> _What needs to be done_:
Reproduce exactly the lines starting at the line that contains "Decode this image" and ending at the line that contains "Parse this screenshot: output". Omit pictures.
--------------------
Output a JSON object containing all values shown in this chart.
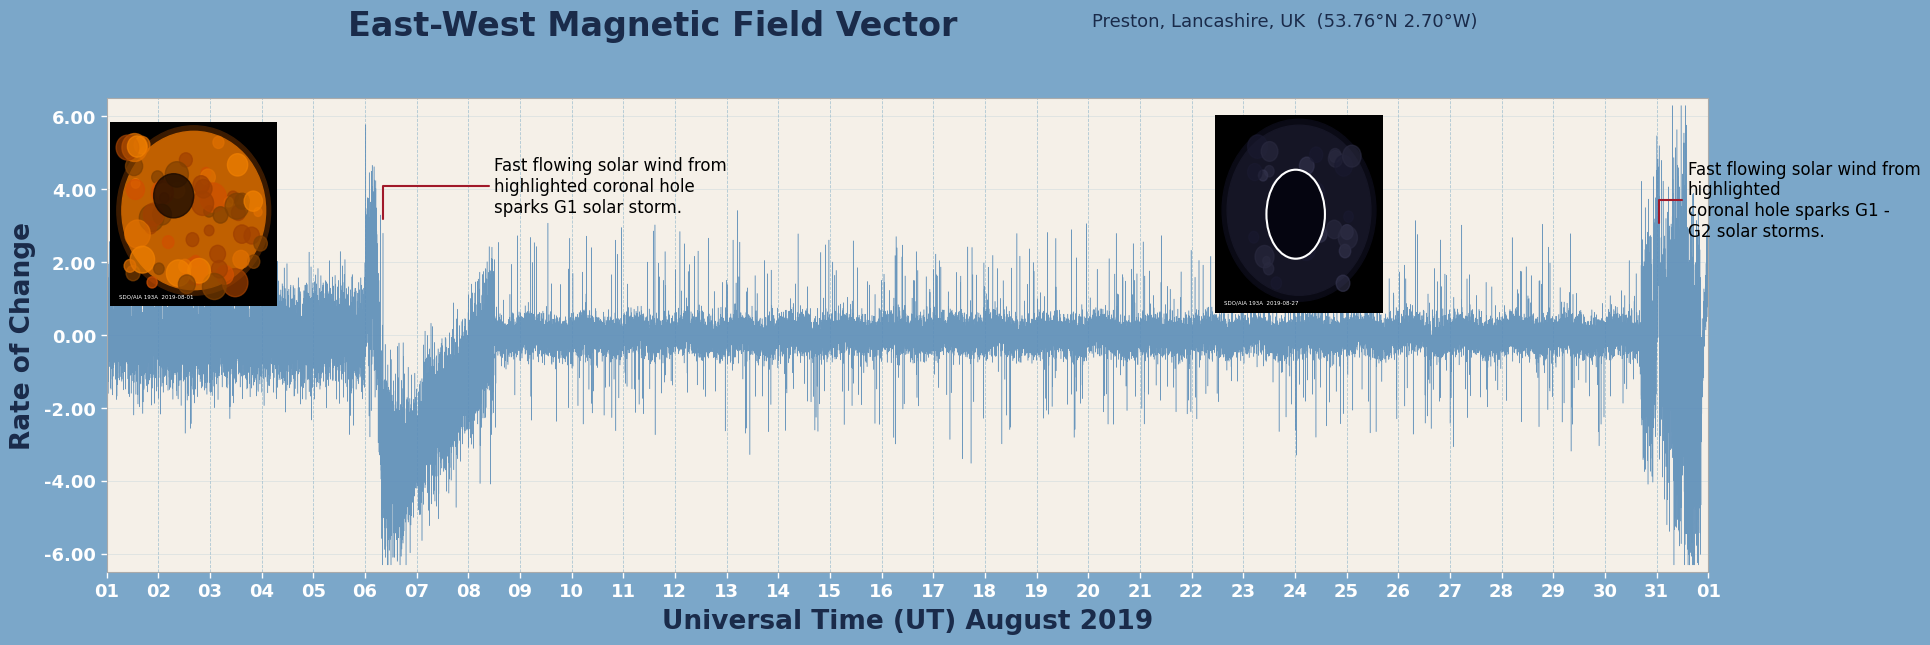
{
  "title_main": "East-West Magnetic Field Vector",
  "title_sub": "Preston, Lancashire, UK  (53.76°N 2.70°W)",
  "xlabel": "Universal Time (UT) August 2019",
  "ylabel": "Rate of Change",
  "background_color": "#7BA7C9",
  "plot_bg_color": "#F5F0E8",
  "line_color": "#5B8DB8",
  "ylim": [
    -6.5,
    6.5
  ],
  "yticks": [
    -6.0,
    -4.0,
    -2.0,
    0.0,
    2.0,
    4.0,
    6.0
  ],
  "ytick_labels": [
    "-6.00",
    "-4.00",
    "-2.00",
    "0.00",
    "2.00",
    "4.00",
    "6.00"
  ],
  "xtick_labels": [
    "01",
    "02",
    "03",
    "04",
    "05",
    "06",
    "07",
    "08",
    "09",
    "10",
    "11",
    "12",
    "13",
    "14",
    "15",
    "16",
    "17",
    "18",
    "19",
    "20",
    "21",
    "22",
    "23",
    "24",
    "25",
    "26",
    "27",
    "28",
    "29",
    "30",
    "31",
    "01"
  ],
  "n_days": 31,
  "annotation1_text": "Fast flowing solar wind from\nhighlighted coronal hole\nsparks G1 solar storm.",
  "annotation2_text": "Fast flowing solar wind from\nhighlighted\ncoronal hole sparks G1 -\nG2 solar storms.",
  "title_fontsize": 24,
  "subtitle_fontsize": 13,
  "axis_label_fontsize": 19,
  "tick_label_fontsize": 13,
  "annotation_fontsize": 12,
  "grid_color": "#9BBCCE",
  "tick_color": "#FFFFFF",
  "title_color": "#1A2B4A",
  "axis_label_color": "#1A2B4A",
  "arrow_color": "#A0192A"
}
--------------------
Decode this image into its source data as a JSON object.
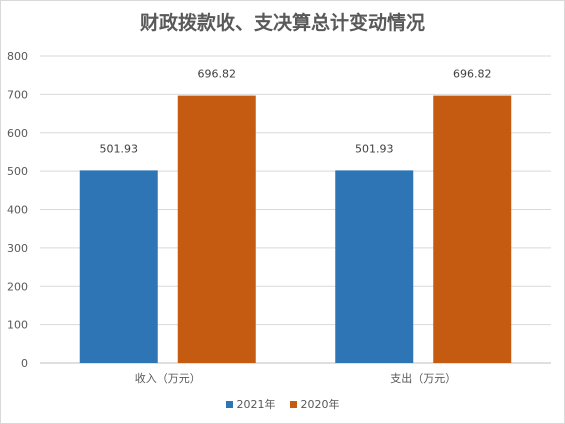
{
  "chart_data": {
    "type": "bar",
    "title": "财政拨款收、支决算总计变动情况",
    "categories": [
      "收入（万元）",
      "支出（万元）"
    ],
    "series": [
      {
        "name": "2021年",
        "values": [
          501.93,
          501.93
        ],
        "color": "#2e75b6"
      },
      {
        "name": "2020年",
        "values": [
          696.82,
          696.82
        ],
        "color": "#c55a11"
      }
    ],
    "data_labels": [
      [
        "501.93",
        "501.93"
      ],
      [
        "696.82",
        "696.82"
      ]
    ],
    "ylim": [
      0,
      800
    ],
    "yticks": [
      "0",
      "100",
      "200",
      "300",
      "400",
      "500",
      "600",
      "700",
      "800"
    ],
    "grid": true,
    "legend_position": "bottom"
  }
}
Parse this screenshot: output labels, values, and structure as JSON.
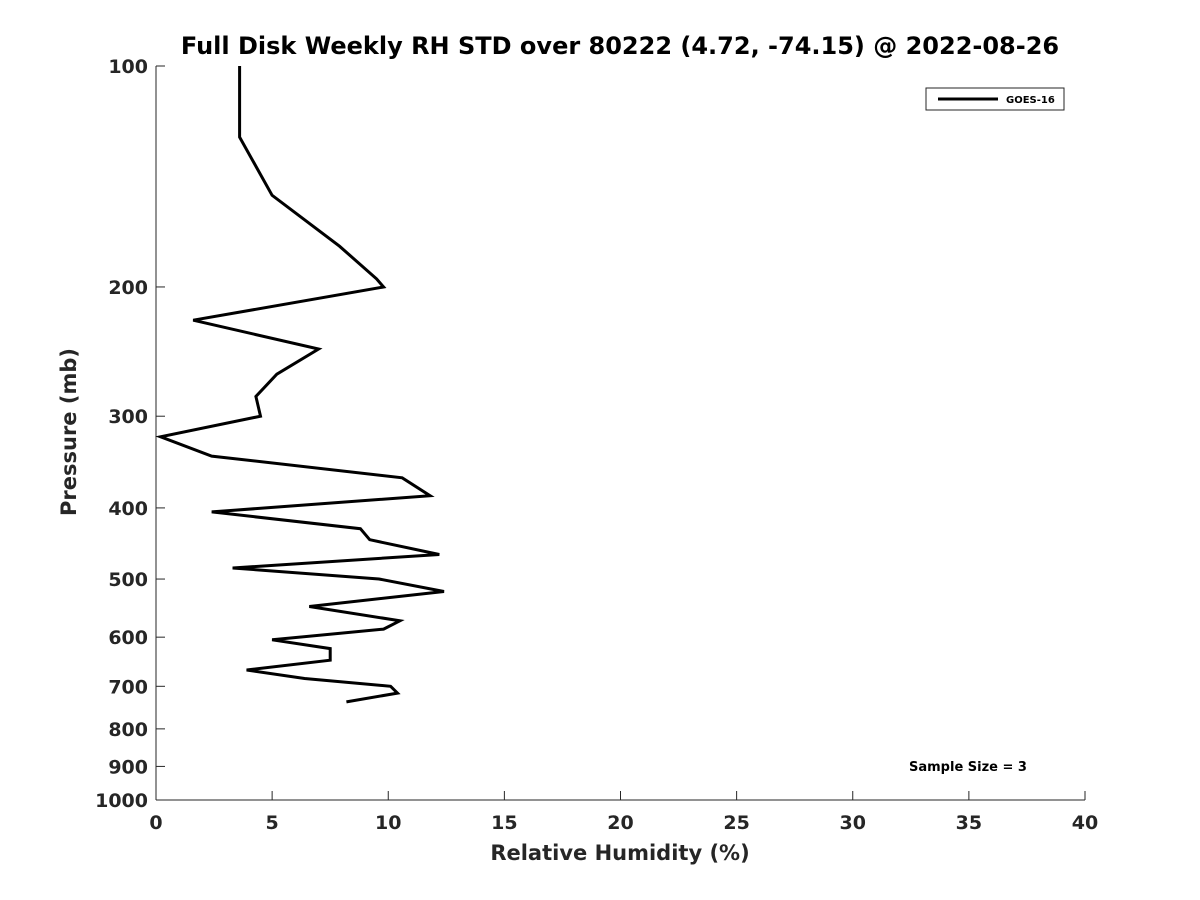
--------------------
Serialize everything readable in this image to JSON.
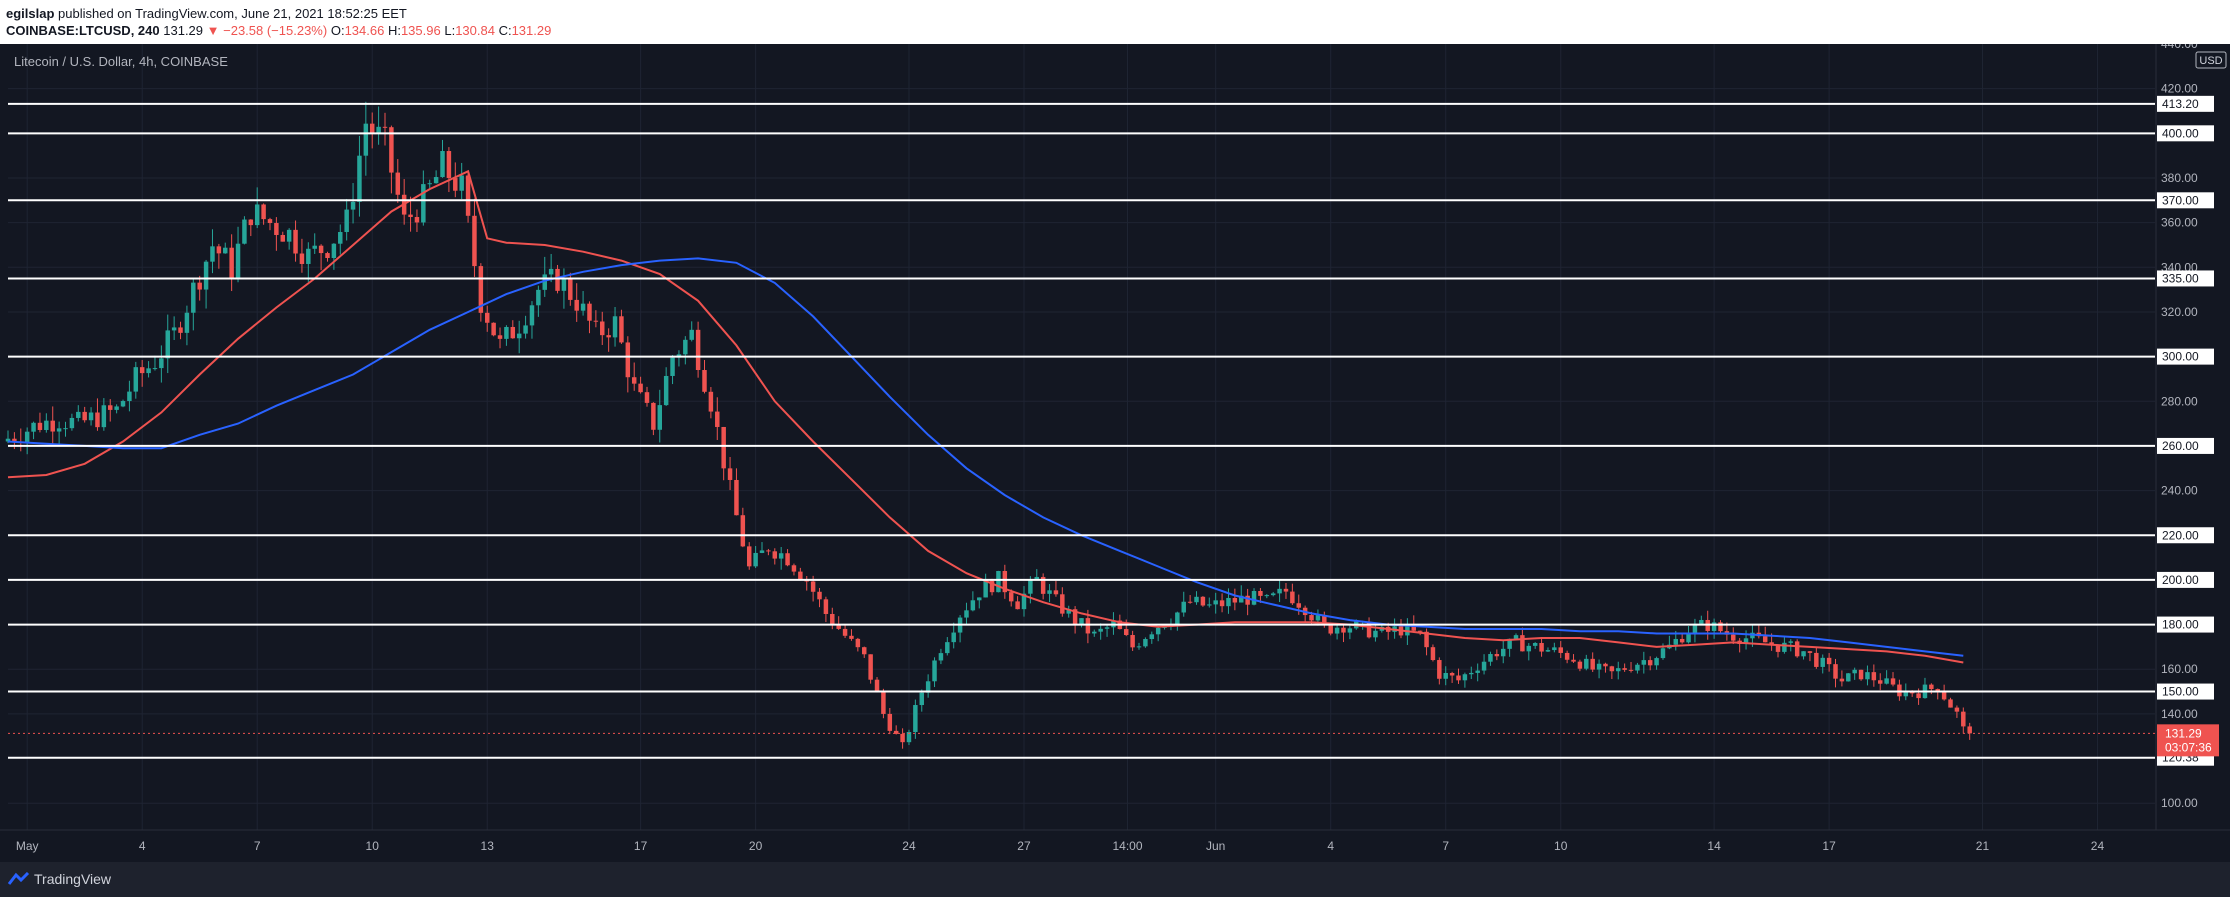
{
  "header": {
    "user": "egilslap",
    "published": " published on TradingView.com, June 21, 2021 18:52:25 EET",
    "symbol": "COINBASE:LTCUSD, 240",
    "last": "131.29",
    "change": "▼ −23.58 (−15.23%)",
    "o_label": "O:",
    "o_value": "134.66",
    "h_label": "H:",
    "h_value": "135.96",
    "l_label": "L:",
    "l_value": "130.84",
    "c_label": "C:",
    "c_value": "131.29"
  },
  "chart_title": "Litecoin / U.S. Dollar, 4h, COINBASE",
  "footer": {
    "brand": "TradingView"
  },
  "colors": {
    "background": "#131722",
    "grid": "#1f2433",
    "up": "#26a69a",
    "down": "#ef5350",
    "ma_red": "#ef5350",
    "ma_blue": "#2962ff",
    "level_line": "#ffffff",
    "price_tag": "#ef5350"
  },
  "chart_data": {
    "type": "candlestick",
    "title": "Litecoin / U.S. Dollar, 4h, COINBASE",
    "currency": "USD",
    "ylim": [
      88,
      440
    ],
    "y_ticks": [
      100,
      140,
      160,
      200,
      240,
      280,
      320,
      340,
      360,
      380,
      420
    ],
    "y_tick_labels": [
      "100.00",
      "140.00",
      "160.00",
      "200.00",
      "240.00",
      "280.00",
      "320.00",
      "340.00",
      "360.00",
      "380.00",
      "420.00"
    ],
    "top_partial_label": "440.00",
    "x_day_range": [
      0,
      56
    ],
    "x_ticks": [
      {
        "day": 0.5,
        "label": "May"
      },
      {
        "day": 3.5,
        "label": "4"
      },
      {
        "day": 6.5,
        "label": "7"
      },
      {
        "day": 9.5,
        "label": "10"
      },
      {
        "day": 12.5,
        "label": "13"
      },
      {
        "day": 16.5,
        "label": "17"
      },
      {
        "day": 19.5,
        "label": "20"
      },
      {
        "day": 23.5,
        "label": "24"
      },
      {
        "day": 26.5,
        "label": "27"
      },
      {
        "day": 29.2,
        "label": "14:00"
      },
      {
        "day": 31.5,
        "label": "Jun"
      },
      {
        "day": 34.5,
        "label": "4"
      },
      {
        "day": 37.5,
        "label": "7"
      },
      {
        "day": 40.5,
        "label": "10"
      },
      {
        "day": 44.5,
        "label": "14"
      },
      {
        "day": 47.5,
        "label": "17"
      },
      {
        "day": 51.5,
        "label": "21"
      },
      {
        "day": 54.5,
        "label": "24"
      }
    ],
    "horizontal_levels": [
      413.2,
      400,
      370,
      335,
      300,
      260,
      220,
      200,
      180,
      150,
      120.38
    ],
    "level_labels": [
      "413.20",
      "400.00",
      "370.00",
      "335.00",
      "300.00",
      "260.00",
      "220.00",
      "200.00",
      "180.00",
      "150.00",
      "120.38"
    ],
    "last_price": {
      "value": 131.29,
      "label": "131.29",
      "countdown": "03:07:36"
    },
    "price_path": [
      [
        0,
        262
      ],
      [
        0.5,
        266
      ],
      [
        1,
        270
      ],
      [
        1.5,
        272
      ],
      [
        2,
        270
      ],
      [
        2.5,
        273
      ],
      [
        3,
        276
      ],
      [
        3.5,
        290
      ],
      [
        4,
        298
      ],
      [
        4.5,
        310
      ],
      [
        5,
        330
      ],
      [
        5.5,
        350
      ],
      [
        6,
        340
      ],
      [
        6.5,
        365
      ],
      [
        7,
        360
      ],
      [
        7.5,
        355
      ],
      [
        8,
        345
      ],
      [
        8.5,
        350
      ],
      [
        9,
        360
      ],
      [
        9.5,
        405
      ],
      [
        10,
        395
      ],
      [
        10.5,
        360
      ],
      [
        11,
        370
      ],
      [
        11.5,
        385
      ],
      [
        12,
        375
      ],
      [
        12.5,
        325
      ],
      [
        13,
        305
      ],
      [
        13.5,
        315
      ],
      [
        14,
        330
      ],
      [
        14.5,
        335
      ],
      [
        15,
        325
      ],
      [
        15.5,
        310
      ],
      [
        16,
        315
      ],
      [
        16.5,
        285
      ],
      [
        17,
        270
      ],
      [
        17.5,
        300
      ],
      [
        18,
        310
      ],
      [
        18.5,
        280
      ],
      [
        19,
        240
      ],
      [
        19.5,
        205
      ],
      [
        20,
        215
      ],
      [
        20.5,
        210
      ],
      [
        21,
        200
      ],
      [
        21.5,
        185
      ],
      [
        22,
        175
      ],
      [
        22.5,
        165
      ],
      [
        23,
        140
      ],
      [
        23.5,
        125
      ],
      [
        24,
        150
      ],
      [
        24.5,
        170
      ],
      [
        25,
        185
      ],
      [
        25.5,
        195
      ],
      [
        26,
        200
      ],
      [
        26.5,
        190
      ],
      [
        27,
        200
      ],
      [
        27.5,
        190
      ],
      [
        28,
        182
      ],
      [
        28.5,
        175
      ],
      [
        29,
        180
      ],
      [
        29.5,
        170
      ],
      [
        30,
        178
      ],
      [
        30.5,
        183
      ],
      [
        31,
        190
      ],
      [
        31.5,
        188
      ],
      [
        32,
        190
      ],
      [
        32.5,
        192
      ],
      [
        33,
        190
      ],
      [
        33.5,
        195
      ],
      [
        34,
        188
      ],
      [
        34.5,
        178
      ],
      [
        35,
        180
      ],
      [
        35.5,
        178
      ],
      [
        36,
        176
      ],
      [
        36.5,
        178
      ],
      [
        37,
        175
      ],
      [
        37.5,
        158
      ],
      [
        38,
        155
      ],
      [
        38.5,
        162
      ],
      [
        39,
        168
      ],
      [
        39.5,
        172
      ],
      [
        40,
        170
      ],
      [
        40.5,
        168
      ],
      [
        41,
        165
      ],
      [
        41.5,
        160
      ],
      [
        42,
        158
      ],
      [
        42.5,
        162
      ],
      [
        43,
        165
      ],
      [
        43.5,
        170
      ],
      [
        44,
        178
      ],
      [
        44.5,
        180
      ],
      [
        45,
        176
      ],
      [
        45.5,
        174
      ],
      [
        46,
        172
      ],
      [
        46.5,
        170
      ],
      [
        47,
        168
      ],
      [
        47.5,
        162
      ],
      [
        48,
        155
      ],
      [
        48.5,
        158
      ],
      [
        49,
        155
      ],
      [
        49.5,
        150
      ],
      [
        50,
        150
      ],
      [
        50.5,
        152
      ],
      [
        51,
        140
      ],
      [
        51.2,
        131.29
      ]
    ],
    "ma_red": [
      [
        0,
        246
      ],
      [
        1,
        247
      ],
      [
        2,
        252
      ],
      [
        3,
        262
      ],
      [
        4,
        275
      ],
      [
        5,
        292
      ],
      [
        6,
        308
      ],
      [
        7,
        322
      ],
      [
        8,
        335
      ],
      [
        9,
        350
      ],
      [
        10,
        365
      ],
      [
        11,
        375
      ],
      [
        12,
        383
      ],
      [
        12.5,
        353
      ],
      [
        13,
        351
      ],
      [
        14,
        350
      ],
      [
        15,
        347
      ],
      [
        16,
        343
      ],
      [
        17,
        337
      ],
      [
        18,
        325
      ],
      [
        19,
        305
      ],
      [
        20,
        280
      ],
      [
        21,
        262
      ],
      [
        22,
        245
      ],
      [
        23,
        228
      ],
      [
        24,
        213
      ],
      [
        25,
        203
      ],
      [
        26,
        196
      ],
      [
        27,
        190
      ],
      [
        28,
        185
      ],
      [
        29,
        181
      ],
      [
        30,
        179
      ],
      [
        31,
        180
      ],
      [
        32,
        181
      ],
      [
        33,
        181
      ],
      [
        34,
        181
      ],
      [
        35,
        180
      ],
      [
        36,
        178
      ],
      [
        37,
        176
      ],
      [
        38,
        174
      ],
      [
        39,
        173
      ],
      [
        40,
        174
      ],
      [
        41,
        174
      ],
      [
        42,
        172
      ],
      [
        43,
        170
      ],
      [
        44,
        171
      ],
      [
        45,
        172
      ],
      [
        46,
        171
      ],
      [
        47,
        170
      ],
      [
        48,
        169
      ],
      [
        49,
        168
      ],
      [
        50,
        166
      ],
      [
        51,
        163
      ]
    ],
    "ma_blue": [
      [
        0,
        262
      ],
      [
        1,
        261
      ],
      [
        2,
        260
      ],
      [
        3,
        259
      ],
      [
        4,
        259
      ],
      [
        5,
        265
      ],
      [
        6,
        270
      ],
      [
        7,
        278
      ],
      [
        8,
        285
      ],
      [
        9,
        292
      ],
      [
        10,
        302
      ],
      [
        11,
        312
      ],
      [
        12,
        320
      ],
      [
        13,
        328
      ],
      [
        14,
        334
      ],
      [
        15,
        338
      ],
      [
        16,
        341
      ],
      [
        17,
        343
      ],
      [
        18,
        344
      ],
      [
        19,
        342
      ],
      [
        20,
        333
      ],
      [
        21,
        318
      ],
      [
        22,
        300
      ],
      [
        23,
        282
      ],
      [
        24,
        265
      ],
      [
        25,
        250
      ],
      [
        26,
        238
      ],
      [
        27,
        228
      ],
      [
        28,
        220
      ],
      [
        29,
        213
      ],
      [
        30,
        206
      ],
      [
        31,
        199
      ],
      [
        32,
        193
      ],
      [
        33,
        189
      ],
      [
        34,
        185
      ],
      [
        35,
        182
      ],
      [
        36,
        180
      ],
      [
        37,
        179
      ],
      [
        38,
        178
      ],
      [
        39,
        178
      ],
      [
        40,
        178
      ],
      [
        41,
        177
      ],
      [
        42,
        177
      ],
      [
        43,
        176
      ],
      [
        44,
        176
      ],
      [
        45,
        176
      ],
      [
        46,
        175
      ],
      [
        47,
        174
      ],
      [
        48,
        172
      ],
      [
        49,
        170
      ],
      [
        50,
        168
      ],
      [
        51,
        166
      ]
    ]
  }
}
--------------------
> _Full answer_:
Decode this image into its source data as a JSON object.
{
  "chart_data": {
    "type": "bar",
    "title": "财政拨款收、支决算总计变动情况",
    "categories": [
      "收入（万元）",
      "支出（万元）"
    ],
    "series": [
      {
        "name": "2021年",
        "values": [
          501.93,
          501.93
        ],
        "color": "#2e75b6"
      },
      {
        "name": "2020年",
        "values": [
          696.82,
          696.82
        ],
        "color": "#c55a11"
      }
    ],
    "data_labels": [
      [
        "501.93",
        "501.93"
      ],
      [
        "696.82",
        "696.82"
      ]
    ],
    "ylim": [
      0,
      800
    ],
    "yticks": [
      "0",
      "100",
      "200",
      "300",
      "400",
      "500",
      "600",
      "700",
      "800"
    ],
    "grid": true,
    "legend_position": "bottom"
  }
}
Parse this screenshot: output labels, values, and structure as JSON.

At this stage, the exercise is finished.